**PROVIDED RECORDS:**
▶

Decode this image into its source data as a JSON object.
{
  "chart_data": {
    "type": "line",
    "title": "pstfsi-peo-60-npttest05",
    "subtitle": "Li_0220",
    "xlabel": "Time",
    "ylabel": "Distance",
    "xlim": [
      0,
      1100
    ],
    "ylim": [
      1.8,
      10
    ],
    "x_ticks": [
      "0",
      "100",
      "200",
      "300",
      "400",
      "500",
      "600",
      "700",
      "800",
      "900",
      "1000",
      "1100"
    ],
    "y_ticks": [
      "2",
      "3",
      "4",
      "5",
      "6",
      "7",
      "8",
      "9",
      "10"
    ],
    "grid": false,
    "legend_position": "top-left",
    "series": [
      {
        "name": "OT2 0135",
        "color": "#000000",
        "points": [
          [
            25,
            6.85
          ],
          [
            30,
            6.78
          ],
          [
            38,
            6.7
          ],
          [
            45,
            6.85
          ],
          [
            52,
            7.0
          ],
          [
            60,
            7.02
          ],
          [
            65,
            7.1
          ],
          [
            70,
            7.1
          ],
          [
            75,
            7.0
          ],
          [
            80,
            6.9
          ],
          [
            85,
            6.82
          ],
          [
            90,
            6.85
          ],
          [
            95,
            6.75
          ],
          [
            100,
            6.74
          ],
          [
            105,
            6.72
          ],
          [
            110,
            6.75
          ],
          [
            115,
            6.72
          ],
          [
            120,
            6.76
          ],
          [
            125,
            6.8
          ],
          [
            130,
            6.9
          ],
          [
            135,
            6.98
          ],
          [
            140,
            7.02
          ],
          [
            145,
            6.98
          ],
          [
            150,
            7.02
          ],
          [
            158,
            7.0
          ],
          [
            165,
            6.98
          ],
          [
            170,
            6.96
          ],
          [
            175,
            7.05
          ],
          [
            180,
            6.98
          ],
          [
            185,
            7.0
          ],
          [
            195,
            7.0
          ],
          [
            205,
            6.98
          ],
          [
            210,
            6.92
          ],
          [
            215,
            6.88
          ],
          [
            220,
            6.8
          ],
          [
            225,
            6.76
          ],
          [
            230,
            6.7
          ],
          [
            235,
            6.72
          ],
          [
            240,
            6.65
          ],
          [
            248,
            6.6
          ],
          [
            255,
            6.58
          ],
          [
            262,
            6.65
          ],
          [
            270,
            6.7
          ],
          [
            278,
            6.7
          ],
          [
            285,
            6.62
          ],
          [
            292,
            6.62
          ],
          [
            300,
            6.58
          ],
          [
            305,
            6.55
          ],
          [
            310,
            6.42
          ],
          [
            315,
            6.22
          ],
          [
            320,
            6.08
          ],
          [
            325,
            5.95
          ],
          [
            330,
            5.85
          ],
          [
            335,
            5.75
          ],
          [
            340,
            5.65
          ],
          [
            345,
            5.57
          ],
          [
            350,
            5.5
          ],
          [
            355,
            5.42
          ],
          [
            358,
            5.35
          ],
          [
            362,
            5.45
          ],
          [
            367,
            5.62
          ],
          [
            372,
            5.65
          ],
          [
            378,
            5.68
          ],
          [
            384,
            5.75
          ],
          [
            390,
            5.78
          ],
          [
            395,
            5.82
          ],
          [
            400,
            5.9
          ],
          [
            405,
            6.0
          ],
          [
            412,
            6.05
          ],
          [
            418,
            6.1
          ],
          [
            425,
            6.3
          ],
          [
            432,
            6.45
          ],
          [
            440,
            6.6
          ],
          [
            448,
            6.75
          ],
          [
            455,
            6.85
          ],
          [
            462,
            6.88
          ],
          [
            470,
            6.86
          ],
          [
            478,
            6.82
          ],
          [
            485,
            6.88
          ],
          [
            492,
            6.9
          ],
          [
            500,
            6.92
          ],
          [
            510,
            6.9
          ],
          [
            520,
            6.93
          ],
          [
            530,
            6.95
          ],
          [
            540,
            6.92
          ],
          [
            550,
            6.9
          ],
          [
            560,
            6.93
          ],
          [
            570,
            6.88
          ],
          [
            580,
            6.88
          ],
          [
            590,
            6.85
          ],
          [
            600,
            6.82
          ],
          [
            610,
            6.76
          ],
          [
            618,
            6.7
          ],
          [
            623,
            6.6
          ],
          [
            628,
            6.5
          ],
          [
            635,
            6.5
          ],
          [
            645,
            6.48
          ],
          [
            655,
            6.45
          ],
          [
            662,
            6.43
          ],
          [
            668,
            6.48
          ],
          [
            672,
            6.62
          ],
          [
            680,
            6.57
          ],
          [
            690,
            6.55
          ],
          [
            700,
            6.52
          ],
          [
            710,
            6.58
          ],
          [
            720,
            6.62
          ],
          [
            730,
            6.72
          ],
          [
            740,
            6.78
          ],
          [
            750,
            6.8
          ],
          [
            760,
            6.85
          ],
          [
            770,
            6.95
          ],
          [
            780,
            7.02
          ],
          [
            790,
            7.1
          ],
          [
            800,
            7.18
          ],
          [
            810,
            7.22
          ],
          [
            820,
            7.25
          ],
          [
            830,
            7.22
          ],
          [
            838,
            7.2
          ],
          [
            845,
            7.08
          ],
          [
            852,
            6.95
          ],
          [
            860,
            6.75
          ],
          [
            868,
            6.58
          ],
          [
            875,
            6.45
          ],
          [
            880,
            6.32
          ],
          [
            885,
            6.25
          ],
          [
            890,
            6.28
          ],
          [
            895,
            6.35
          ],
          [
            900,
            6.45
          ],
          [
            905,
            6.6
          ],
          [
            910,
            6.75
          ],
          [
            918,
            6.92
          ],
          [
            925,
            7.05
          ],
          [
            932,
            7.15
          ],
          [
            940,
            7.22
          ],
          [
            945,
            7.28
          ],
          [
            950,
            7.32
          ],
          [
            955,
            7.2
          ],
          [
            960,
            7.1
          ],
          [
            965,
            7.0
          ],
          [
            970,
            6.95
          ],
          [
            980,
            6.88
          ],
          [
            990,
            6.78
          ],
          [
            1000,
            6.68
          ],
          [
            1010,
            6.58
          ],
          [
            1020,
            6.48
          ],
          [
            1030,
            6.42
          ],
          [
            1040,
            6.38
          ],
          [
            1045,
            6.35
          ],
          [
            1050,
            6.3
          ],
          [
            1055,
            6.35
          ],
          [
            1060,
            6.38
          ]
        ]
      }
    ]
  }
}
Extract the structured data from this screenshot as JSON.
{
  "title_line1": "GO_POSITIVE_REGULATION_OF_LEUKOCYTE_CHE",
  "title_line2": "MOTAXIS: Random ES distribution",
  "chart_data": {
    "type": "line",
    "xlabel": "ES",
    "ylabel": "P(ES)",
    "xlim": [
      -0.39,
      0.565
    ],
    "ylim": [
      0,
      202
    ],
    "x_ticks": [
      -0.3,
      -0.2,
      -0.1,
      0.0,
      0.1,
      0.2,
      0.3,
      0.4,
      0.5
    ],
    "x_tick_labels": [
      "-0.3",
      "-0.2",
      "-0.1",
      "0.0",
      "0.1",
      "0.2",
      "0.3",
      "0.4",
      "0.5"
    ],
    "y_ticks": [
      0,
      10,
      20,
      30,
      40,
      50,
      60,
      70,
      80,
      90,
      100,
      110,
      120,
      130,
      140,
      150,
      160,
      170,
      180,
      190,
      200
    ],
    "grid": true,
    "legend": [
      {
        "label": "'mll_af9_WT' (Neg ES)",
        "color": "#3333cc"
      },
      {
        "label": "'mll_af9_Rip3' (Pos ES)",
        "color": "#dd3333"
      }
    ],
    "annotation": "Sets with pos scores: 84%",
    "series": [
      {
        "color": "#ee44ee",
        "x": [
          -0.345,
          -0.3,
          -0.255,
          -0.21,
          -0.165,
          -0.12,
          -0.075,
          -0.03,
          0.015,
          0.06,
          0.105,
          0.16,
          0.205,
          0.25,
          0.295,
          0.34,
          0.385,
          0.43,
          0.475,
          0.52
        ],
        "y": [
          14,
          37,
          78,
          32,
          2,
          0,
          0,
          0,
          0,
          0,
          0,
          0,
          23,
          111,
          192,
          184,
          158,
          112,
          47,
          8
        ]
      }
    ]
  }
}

◀
▶

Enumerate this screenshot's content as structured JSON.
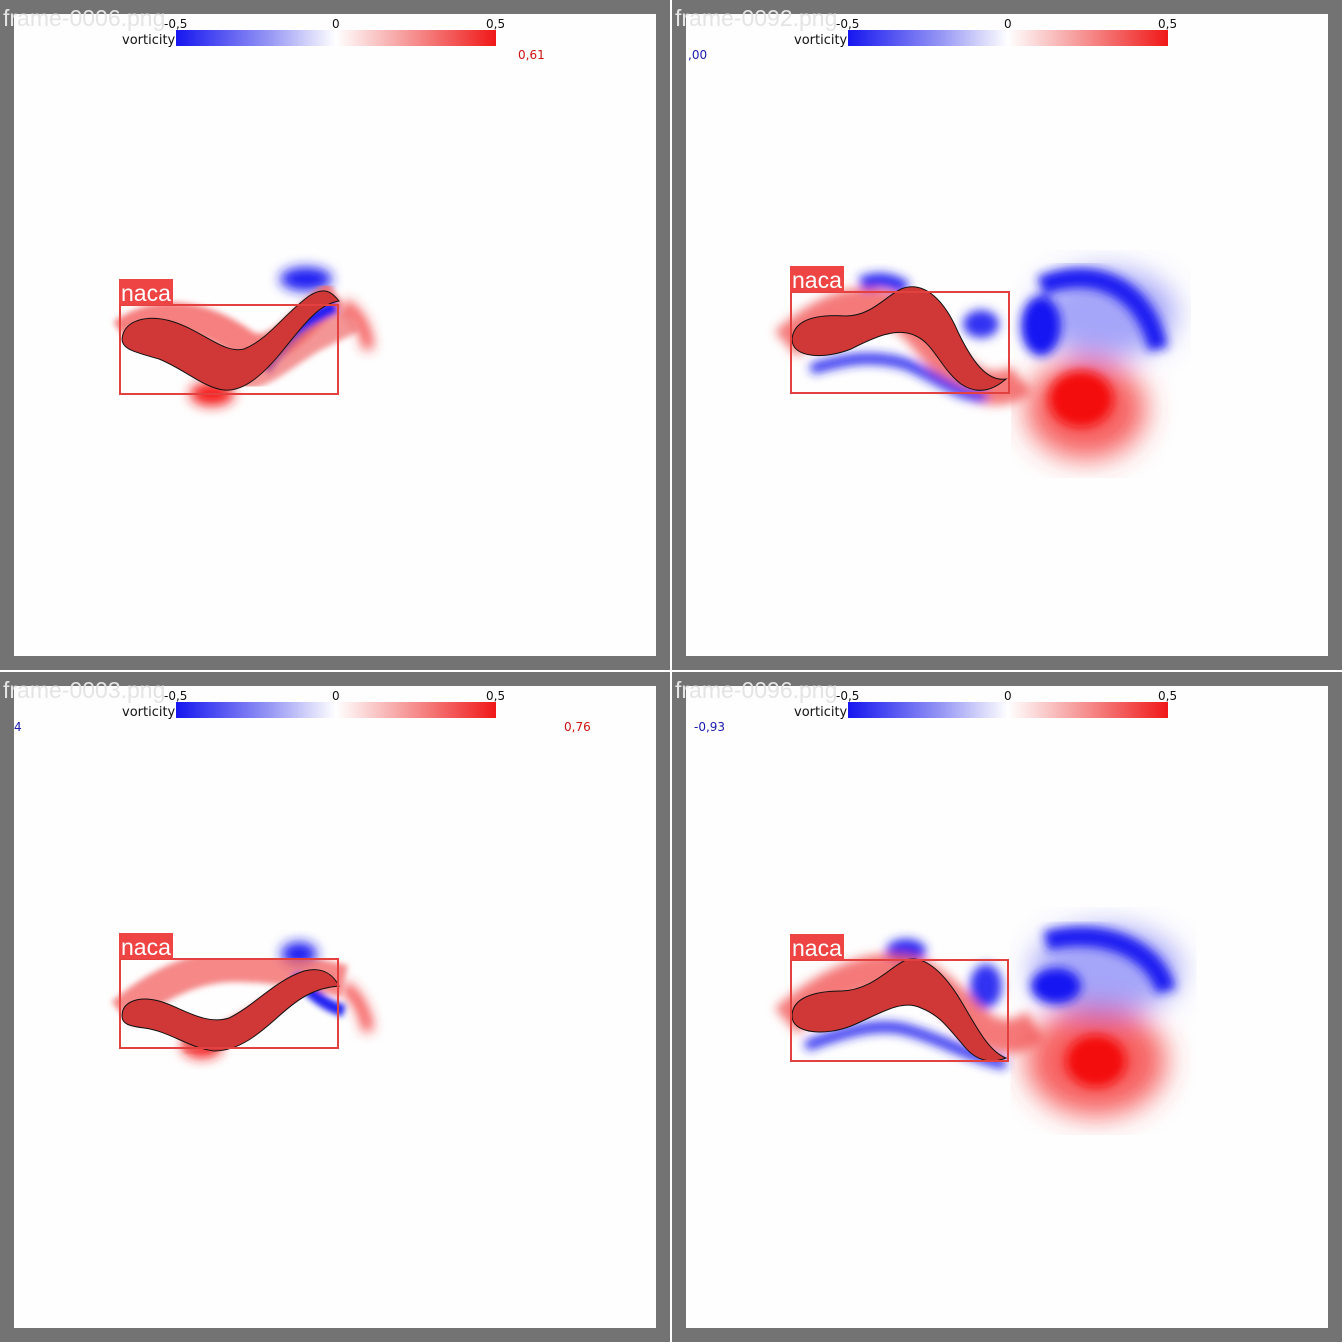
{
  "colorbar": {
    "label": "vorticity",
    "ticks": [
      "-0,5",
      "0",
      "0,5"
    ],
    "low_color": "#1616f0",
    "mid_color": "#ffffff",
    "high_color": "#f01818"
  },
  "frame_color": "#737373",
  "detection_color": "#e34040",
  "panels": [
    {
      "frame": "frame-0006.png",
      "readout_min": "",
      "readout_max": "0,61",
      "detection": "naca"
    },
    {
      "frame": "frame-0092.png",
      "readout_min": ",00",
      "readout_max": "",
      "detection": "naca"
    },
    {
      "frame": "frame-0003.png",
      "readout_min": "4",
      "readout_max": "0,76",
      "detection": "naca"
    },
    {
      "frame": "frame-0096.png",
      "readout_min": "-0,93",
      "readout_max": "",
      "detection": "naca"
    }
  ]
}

◀
▶

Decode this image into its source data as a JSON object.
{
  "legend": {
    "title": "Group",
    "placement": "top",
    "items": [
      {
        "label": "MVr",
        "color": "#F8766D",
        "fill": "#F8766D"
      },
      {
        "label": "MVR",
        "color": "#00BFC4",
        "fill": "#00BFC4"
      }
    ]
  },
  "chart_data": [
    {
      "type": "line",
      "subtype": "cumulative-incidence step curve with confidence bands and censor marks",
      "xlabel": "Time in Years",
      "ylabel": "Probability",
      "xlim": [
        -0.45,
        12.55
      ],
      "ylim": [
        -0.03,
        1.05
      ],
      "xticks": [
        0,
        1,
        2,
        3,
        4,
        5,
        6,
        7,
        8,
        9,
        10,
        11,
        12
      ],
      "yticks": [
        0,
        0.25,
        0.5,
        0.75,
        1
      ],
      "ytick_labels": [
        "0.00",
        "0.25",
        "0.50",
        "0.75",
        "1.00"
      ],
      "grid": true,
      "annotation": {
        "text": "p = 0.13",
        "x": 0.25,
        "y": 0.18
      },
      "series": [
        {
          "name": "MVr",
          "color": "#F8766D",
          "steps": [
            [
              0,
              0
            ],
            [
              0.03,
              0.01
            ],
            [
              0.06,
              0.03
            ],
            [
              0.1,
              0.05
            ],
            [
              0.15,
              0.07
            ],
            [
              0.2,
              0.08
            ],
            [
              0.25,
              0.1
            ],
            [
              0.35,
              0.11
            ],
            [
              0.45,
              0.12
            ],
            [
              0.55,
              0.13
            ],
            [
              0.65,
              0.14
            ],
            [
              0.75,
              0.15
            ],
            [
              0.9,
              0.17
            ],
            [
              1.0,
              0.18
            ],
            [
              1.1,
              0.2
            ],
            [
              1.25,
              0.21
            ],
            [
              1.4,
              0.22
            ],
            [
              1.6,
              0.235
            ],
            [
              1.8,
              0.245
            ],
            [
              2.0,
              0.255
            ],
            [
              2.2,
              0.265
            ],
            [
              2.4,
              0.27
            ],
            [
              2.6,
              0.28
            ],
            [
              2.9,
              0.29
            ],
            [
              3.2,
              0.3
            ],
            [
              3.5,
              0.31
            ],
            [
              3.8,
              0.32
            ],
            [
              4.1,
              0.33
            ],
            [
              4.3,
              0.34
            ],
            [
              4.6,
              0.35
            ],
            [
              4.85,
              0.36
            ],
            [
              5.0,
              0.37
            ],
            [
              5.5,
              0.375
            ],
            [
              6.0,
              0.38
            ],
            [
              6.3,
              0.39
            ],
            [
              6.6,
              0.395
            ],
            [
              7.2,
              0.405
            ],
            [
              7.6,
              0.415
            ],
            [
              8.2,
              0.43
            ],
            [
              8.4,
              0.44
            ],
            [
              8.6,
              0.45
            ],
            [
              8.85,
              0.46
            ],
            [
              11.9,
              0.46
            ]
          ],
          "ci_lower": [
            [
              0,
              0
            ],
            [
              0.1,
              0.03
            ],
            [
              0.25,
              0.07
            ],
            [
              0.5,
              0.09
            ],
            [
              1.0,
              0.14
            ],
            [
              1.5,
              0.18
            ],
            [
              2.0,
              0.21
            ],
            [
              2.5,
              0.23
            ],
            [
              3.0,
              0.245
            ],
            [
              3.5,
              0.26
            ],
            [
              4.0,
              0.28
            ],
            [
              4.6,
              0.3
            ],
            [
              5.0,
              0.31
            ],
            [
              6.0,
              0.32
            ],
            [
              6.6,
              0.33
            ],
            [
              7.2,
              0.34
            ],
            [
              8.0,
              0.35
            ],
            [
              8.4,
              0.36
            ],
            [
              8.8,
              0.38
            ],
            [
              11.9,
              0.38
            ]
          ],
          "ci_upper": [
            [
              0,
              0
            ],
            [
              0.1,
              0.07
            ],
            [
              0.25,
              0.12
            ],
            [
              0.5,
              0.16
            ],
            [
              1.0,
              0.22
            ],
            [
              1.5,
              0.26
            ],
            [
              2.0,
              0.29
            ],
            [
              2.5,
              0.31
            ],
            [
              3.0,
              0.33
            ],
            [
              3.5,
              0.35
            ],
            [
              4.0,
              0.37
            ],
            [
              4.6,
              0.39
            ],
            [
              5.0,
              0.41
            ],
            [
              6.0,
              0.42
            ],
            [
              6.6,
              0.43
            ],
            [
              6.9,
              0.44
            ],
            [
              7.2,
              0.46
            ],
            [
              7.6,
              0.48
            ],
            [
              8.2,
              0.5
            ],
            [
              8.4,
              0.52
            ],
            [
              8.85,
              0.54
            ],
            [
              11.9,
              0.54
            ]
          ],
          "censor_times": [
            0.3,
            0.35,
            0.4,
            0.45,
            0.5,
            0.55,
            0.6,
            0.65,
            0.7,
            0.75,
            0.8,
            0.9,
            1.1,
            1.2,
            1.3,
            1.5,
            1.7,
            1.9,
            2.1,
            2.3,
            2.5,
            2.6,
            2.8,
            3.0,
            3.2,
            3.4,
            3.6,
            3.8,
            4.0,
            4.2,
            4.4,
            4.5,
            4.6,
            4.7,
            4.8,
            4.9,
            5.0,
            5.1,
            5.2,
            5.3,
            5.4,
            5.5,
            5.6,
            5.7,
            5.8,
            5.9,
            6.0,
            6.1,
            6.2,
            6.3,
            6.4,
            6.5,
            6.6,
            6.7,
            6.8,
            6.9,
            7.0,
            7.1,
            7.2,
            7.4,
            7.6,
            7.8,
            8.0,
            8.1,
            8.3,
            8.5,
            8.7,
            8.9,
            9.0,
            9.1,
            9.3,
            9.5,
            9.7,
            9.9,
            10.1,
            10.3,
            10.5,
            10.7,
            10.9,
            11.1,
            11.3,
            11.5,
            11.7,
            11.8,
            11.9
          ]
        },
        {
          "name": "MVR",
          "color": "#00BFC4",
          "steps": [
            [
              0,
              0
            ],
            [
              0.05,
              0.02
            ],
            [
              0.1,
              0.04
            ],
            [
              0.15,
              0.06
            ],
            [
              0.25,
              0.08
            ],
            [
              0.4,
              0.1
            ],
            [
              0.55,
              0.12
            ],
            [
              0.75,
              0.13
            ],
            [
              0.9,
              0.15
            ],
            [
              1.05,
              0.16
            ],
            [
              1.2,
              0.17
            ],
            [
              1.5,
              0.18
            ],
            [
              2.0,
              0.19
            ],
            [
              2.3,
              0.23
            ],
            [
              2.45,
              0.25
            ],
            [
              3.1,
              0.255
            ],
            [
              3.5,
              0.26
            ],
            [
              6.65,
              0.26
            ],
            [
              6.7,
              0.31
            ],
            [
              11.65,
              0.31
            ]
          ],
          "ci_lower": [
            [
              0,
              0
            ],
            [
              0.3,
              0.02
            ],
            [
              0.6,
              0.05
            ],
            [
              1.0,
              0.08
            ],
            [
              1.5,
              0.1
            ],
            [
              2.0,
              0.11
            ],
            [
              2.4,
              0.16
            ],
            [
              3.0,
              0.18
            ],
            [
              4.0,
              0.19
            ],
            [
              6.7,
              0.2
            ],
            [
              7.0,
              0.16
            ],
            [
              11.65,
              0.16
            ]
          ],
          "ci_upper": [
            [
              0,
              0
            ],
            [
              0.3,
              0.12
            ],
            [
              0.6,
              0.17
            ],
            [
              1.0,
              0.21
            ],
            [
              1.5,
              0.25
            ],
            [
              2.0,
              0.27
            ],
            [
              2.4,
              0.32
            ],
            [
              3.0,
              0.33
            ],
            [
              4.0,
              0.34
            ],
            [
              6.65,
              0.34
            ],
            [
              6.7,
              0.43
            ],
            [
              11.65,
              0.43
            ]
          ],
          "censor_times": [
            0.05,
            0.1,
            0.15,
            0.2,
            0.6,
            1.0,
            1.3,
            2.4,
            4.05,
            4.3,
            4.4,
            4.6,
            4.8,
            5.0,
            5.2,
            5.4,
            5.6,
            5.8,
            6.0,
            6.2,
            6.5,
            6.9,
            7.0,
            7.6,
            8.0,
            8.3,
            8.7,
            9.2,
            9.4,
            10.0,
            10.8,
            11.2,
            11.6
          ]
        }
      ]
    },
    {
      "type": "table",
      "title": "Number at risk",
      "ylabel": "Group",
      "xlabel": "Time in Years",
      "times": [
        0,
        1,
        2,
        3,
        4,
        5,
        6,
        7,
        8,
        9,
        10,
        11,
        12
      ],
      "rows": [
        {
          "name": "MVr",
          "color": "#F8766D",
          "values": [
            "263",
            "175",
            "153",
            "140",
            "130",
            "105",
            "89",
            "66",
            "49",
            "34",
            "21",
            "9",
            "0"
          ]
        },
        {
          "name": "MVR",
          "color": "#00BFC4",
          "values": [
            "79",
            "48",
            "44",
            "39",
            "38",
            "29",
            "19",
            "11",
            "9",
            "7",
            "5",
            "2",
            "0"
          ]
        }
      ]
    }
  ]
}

◀

**AIM OF THE EXERCISE:**
Filter the records above for "with" and copy every matching line.

**SOLUTION:**
    "annotation": "Sets with pos scores: 84%",
      "subtype": "cumulative-incidence step curve with confidence bands and censor marks",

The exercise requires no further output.